## PROVIDED RECORDS:
- - -
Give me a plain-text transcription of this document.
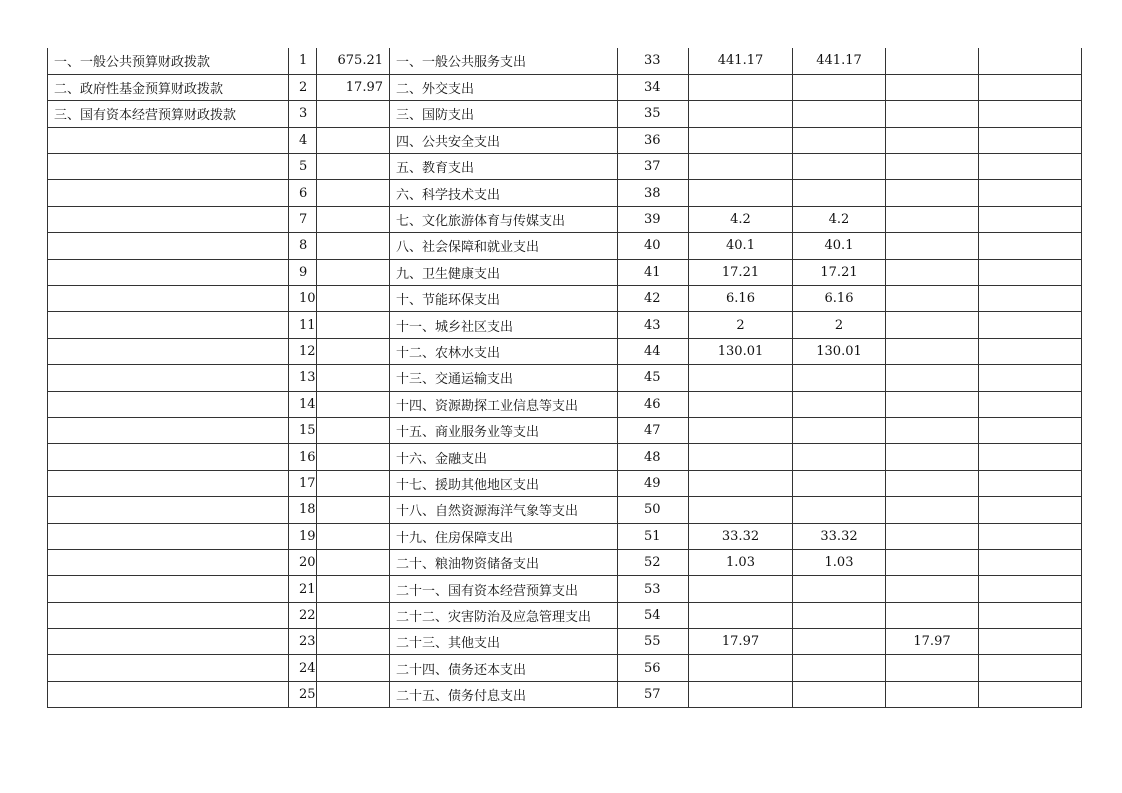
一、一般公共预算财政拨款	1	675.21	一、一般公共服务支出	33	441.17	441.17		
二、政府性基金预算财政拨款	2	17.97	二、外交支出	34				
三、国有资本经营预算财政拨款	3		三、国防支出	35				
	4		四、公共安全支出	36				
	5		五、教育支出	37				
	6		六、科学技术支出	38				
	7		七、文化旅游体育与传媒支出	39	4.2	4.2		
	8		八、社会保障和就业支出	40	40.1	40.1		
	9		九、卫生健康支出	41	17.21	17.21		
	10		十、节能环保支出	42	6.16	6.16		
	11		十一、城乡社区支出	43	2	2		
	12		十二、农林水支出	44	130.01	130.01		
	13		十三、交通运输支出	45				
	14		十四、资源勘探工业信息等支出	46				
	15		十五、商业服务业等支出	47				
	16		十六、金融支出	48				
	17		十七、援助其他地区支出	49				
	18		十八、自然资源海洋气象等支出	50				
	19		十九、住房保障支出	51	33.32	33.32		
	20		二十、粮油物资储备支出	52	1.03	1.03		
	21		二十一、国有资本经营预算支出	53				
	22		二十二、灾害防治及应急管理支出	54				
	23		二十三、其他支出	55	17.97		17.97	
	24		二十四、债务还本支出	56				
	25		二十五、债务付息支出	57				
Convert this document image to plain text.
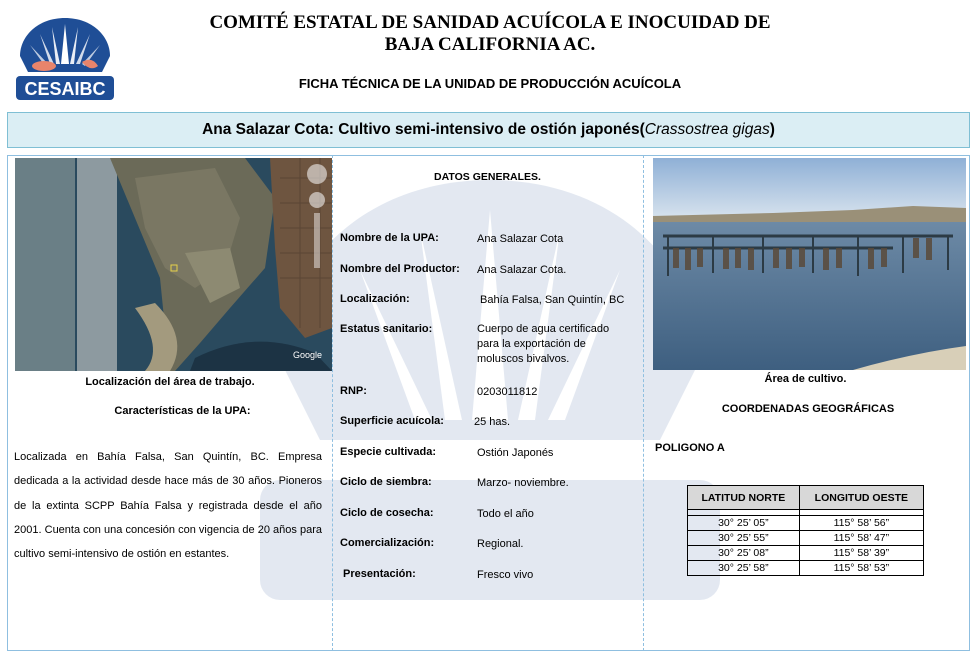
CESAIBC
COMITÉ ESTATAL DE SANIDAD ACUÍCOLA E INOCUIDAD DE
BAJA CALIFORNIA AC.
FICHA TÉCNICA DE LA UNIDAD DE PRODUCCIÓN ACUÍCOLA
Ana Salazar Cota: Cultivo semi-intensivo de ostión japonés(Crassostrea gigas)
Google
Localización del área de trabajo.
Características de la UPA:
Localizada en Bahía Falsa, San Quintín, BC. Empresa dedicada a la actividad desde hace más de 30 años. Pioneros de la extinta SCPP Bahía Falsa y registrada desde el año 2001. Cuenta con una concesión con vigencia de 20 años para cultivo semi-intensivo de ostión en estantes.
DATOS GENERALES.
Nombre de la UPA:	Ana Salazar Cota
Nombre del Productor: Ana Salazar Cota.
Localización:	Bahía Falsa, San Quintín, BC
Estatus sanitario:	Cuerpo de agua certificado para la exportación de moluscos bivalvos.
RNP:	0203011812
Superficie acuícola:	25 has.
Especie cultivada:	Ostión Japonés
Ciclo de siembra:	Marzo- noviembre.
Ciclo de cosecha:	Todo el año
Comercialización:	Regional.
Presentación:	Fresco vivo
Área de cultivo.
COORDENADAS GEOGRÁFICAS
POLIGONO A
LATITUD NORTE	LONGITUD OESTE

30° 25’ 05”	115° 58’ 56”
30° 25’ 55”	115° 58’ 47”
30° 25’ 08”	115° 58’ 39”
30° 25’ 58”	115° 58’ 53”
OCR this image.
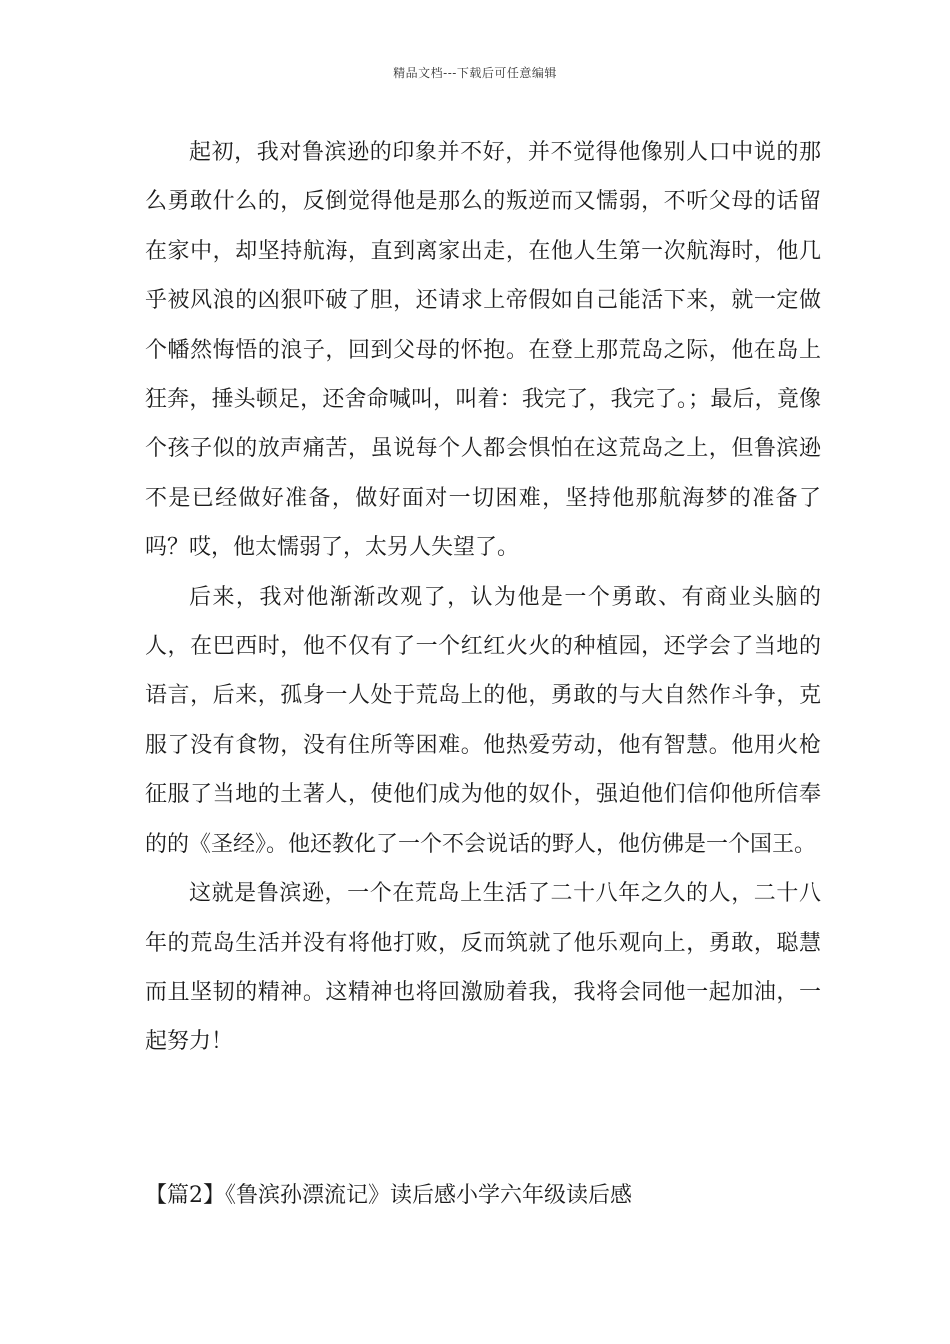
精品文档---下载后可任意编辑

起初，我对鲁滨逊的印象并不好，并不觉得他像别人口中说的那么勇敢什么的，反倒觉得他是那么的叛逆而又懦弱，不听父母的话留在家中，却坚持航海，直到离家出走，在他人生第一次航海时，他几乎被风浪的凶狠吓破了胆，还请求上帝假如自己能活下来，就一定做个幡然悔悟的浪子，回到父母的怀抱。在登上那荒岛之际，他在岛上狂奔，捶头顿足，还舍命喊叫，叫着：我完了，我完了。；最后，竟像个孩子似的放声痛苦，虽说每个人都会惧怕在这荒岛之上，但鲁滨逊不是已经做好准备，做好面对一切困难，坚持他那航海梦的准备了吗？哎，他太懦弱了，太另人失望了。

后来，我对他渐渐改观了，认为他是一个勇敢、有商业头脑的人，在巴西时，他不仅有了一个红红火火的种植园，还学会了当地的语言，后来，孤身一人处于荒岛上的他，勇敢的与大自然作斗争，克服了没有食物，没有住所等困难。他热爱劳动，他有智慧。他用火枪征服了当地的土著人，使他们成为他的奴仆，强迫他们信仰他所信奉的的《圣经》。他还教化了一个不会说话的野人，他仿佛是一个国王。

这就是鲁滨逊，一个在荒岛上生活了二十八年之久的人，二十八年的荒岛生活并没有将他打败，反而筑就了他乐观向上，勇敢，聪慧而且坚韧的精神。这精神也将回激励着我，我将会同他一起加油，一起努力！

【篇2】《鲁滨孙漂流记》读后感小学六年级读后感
- - -
## EXERCISE PROMPT:
Reproduce precisely the lines of the listing above, from the line containing "OCR this image." to the last line, both ends included. Pictures are to be omitted.

## OUTPUT FOR THIS TASK:
OCR this image.
精品文档---下载后可任意编辑

起初，我对鲁滨逊的印象并不好，并不觉得他像别人口中说的那么勇敢什么的，反倒觉得他是那么的叛逆而又懦弱，不听父母的话留在家中，却坚持航海，直到离家出走，在他人生第一次航海时，他几乎被风浪的凶狠吓破了胆，还请求上帝假如自己能活下来，就一定做个幡然悔悟的浪子，回到父母的怀抱。在登上那荒岛之际，他在岛上狂奔，捶头顿足，还舍命喊叫，叫着：我完了，我完了。；最后，竟像个孩子似的放声痛苦，虽说每个人都会惧怕在这荒岛之上，但鲁滨逊不是已经做好准备，做好面对一切困难，坚持他那航海梦的准备了吗？哎，他太懦弱了，太另人失望了。

后来，我对他渐渐改观了，认为他是一个勇敢、有商业头脑的人，在巴西时，他不仅有了一个红红火火的种植园，还学会了当地的语言，后来，孤身一人处于荒岛上的他，勇敢的与大自然作斗争，克服了没有食物，没有住所等困难。他热爱劳动，他有智慧。他用火枪征服了当地的土著人，使他们成为他的奴仆，强迫他们信仰他所信奉的的《圣经》。他还教化了一个不会说话的野人，他仿佛是一个国王。

这就是鲁滨逊，一个在荒岛上生活了二十八年之久的人，二十八年的荒岛生活并没有将他打败，反而筑就了他乐观向上，勇敢，聪慧而且坚韧的精神。这精神也将回激励着我，我将会同他一起加油，一起努力！

【篇2】《鲁滨孙漂流记》读后感小学六年级读后感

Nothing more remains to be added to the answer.